§ **WHAT YOU SHOULD DO**:
Every record should be repeated exactly, except that pictures are left out.

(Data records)
* * *

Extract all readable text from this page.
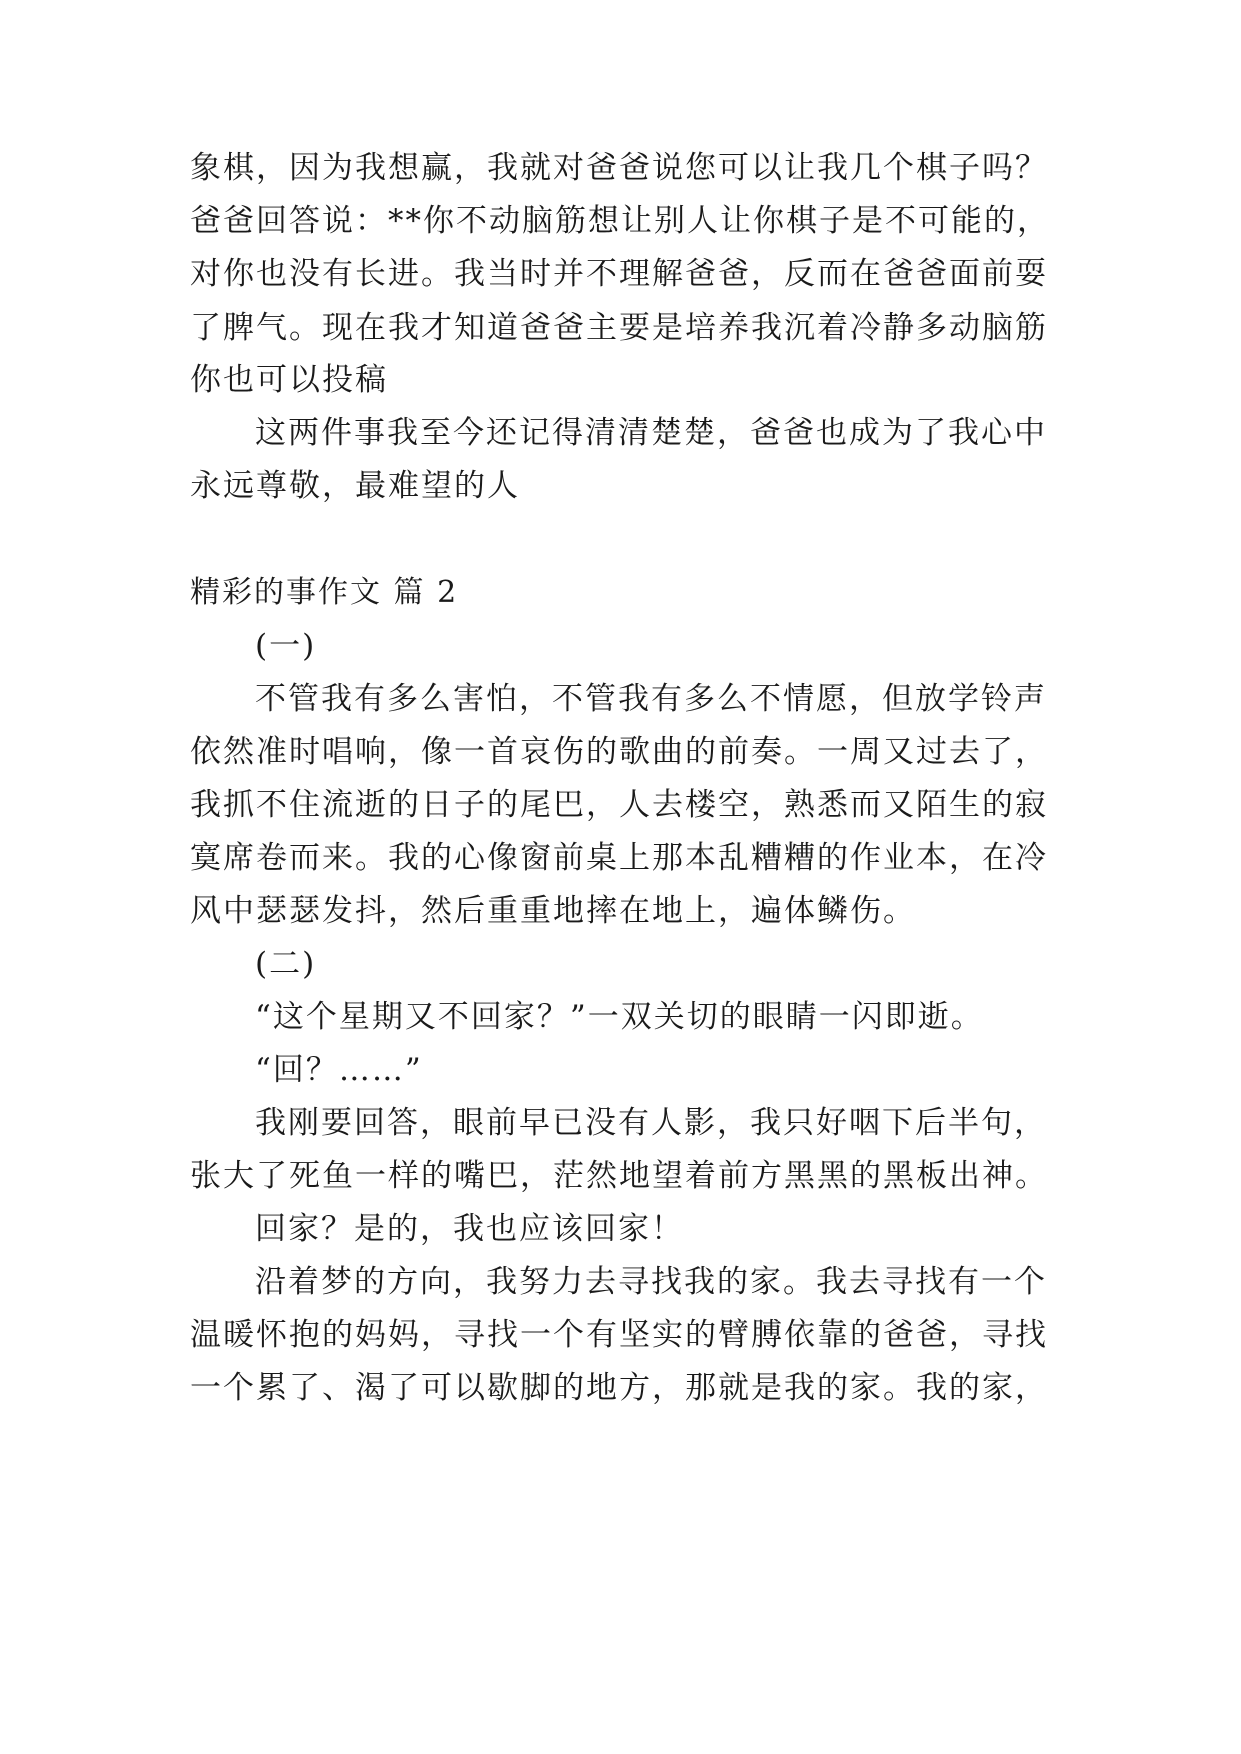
象棋，因为我想赢，我就对爸爸说您可以让我几个棋子吗？
爸爸回答说：**你不动脑筋想让别人让你棋子是不可能的，
对你也没有长进。我当时并不理解爸爸，反而在爸爸面前耍
了脾气。现在我才知道爸爸主要是培养我沉着冷静多动脑筋
你也可以投稿
这两件事我至今还记得清清楚楚，爸爸也成为了我心中
永远尊敬，最难望的人
精彩的事作文 篇 2
(一)
不管我有多么害怕，不管我有多么不情愿，但放学铃声
依然准时唱响，像一首哀伤的歌曲的前奏。一周又过去了，
我抓不住流逝的日子的尾巴，人去楼空，熟悉而又陌生的寂
寞席卷而来。我的心像窗前桌上那本乱糟糟的作业本，在冷
风中瑟瑟发抖，然后重重地摔在地上，遍体鳞伤。
(二)
“这个星期又不回家？”一双关切的眼睛一闪即逝。
“回？……”
我刚要回答，眼前早已没有人影，我只好咽下后半句，
张大了死鱼一样的嘴巴，茫然地望着前方黑黑的黑板出神。
回家？是的，我也应该回家！
沿着梦的方向，我努力去寻找我的家。我去寻找有一个
温暖怀抱的妈妈，寻找一个有坚实的臂膊依靠的爸爸，寻找
一个累了、渴了可以歇脚的地方，那就是我的家。我的家，
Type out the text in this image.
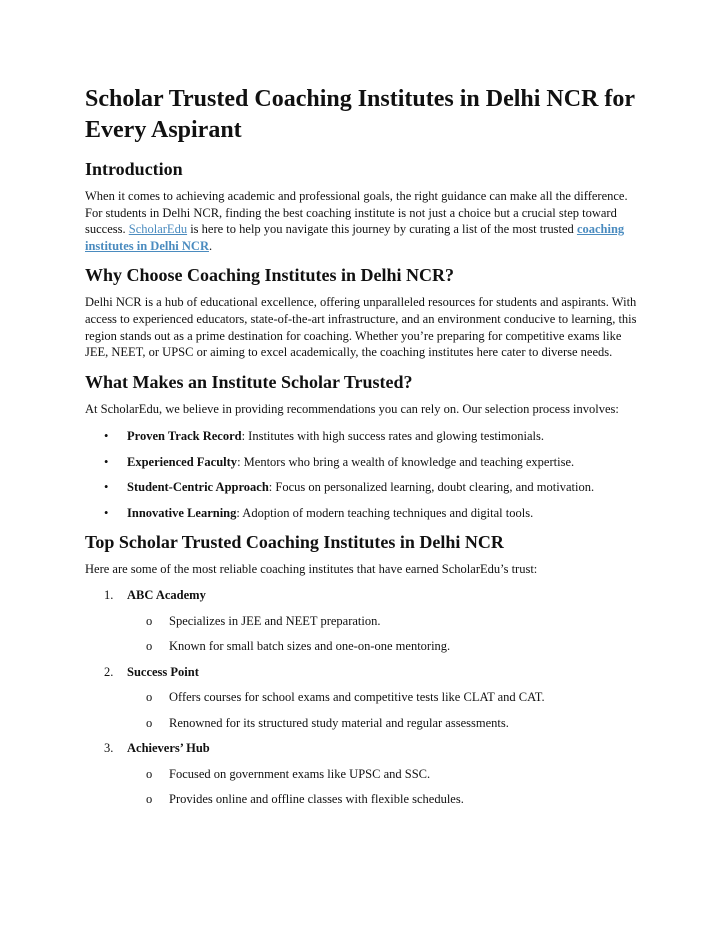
Scholar Trusted Coaching Institutes in Delhi NCR for Every Aspirant
Introduction

When it comes to achieving academic and professional goals, the right guidance can make all the difference. For students in Delhi NCR, finding the best coaching institute is not just a choice but a crucial step toward success. ScholarEdu is here to help you navigate this journey by curating a list of the most trusted coaching institutes in Delhi NCR.

Why Choose Coaching Institutes in Delhi NCR?

Delhi NCR is a hub of educational excellence, offering unparalleled resources for students and aspirants. With access to experienced educators, state-of-the-art infrastructure, and an environment conducive to learning, this region stands out as a prime destination for coaching. Whether you’re preparing for competitive exams like JEE, NEET, or UPSC or aiming to excel academically, the coaching institutes here cater to diverse needs.

What Makes an Institute Scholar Trusted?

At ScholarEdu, we believe in providing recommendations you can rely on. Our selection process involves:

• Proven Track Record: Institutes with high success rates and glowing testimonials.
• Experienced Faculty: Mentors who bring a wealth of knowledge and teaching expertise.
• Student-Centric Approach: Focus on personalized learning, doubt clearing, and motivation.
• Innovative Learning: Adoption of modern teaching techniques and digital tools.
Top Scholar Trusted Coaching Institutes in Delhi NCR

Here are some of the most reliable coaching institutes that have earned ScholarEdu’s trust:

1. ABC Academy
o Specializes in JEE and NEET preparation.
o Known for small batch sizes and one-on-one mentoring.
2. Success Point
o Offers courses for school exams and competitive tests like CLAT and CAT.
o Renowned for its structured study material and regular assessments.
3. Achievers’ Hub
o Focused on government exams like UPSC and SSC.
o Provides online and offline classes with flexible schedules.
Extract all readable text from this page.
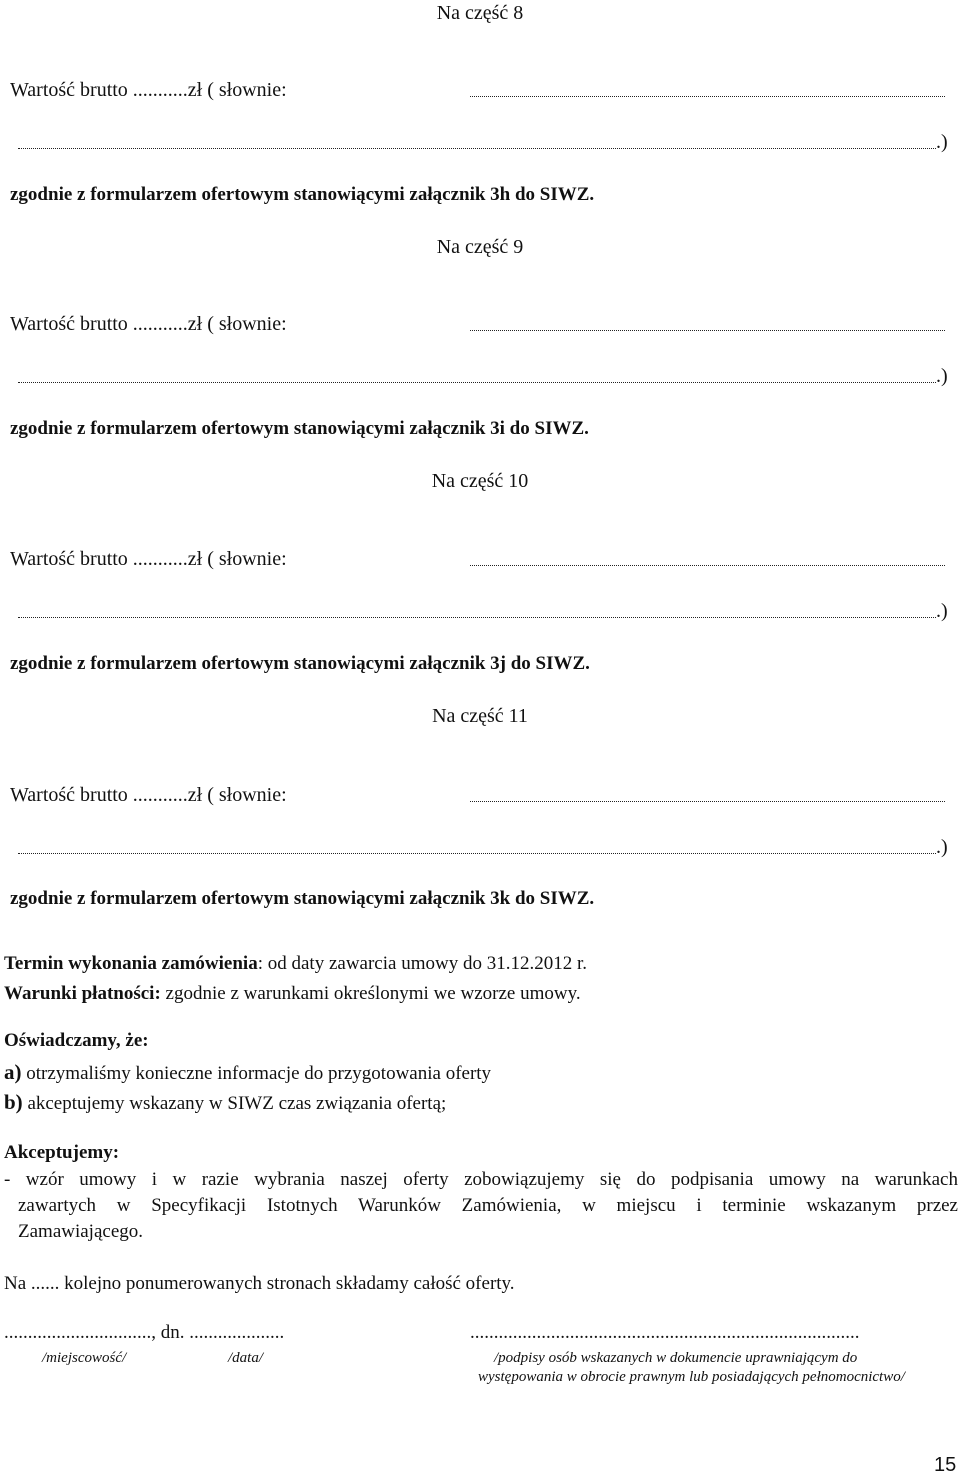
Na część 8
Wartość brutto ...........zł ( słownie:
.)
zgodnie z formularzem ofertowym stanowiącymi załącznik 3h do SIWZ.
Na część 9
Wartość brutto ...........zł ( słownie:
.)
zgodnie z formularzem ofertowym stanowiącymi załącznik 3i do SIWZ.
Na część 10
Wartość brutto ...........zł ( słownie:
.)
zgodnie z formularzem ofertowym stanowiącymi załącznik 3j do SIWZ.
Na część 11
Wartość brutto ...........zł ( słownie:
.)
zgodnie z formularzem ofertowym stanowiącymi załącznik 3k do SIWZ.
Termin wykonania zamówienia: od daty zawarcia umowy do 31.12.2012 r.
Warunki płatności: zgodnie z warunkami określonymi we wzorze umowy.
Oświadczamy, że:
a) otrzymaliśmy konieczne informacje do przygotowania oferty
b) akceptujemy wskazany w SIWZ czas związania ofertą;
Akceptujemy:
- wzór umowy i w razie wybrania naszej oferty zobowiązujemy się do podpisania umowy na warunkach
zawartych w Specyfikacji Istotnych Warunków Zamówienia, w miejscu i terminie wskazanym przez
Zamawiającego.
Na ...... kolejno ponumerowanych stronach składamy całość oferty.
..............................., dn. ....................	..................................................................................
/miejscowość/	/data/	/podpisy osób wskazanych w dokumencie uprawniającym do
występowania w obrocie prawnym lub posiadających pełnomocnictwo/
15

* * *

§ **SOLVED PROBLEM**:
Extract all readable text from this page.
象棋，因为我想赢，我就对爸爸说您可以让我几个棋子吗？
爸爸回答说：**你不动脑筋想让别人让你棋子是不可能的，
对你也没有长进。我当时并不理解爸爸，反而在爸爸面前耍
了脾气。现在我才知道爸爸主要是培养我沉着冷静多动脑筋
你也可以投稿
这两件事我至今还记得清清楚楚，爸爸也成为了我心中
永远尊敬，最难望的人
精彩的事作文 篇 2
(一)
不管我有多么害怕，不管我有多么不情愿，但放学铃声
依然准时唱响，像一首哀伤的歌曲的前奏。一周又过去了，
我抓不住流逝的日子的尾巴，人去楼空，熟悉而又陌生的寂
寞席卷而来。我的心像窗前桌上那本乱糟糟的作业本，在冷
风中瑟瑟发抖，然后重重地摔在地上，遍体鳞伤。
(二)
“这个星期又不回家？”一双关切的眼睛一闪即逝。
“回？……”
我刚要回答，眼前早已没有人影，我只好咽下后半句，
张大了死鱼一样的嘴巴，茫然地望着前方黑黑的黑板出神。
回家？是的，我也应该回家！
沿着梦的方向，我努力去寻找我的家。我去寻找有一个
温暖怀抱的妈妈，寻找一个有坚实的臂膊依靠的爸爸，寻找
一个累了、渴了可以歇脚的地方，那就是我的家。我的家，
Type out the text in this image.
Scholar Trusted Coaching Institutes in Delhi NCR for Every Aspirant
Introduction

When it comes to achieving academic and professional goals, the right guidance can make all the difference. For students in Delhi NCR, finding the best coaching institute is not just a choice but a crucial step toward success. ScholarEdu is here to help you navigate this journey by curating a list of the most trusted coaching institutes in Delhi NCR.

Why Choose Coaching Institutes in Delhi NCR?

Delhi NCR is a hub of educational excellence, offering unparalleled resources for students and aspirants. With access to experienced educators, state-of-the-art infrastructure, and an environment conducive to learning, this region stands out as a prime destination for coaching. Whether you’re preparing for competitive exams like JEE, NEET, or UPSC or aiming to excel academically, the coaching institutes here cater to diverse needs.

What Makes an Institute Scholar Trusted?

At ScholarEdu, we believe in providing recommendations you can rely on. Our selection process involves:

• Proven Track Record: Institutes with high success rates and glowing testimonials.
• Experienced Faculty: Mentors who bring a wealth of knowledge and teaching expertise.
• Student-Centric Approach: Focus on personalized learning, doubt clearing, and motivation.
• Innovative Learning: Adoption of modern teaching techniques and digital tools.
Top Scholar Trusted Coaching Institutes in Delhi NCR

Here are some of the most reliable coaching institutes that have earned ScholarEdu’s trust:

1. ABC Academy
o Specializes in JEE and NEET preparation.
o Known for small batch sizes and one-on-one mentoring.
2. Success Point
o Offers courses for school exams and competitive tests like CLAT and CAT.
o Renowned for its structured study material and regular assessments.
3. Achievers’ Hub
o Focused on government exams like UPSC and SSC.
o Provides online and offline classes with flexible schedules.
Extract all readable text from this page.
Na część 8
Wartość brutto ...........zł ( słownie:
.)
zgodnie z formularzem ofertowym stanowiącymi załącznik 3h do SIWZ.
Na część 9
Wartość brutto ...........zł ( słownie:
.)
zgodnie z formularzem ofertowym stanowiącymi załącznik 3i do SIWZ.
Na część 10
Wartość brutto ...........zł ( słownie:
.)
zgodnie z formularzem ofertowym stanowiącymi załącznik 3j do SIWZ.
Na część 11
Wartość brutto ...........zł ( słownie:
.)
zgodnie z formularzem ofertowym stanowiącymi załącznik 3k do SIWZ.
Termin wykonania zamówienia: od daty zawarcia umowy do 31.12.2012 r.
Warunki płatności: zgodnie z warunkami określonymi we wzorze umowy.
Oświadczamy, że:
a) otrzymaliśmy konieczne informacje do przygotowania oferty
b) akceptujemy wskazany w SIWZ czas związania ofertą;
Akceptujemy:
- wzór umowy i w razie wybrania naszej oferty zobowiązujemy się do podpisania umowy na warunkach
zawartych w Specyfikacji Istotnych Warunków Zamówienia, w miejscu i terminie wskazanym przez
Zamawiającego.
Na ...... kolejno ponumerowanych stronach składamy całość oferty.
..............................., dn. ....................	..................................................................................
/miejscowość/	/data/	/podpisy osób wskazanych w dokumencie uprawniającym do
występowania w obrocie prawnym lub posiadających pełnomocnictwo/
15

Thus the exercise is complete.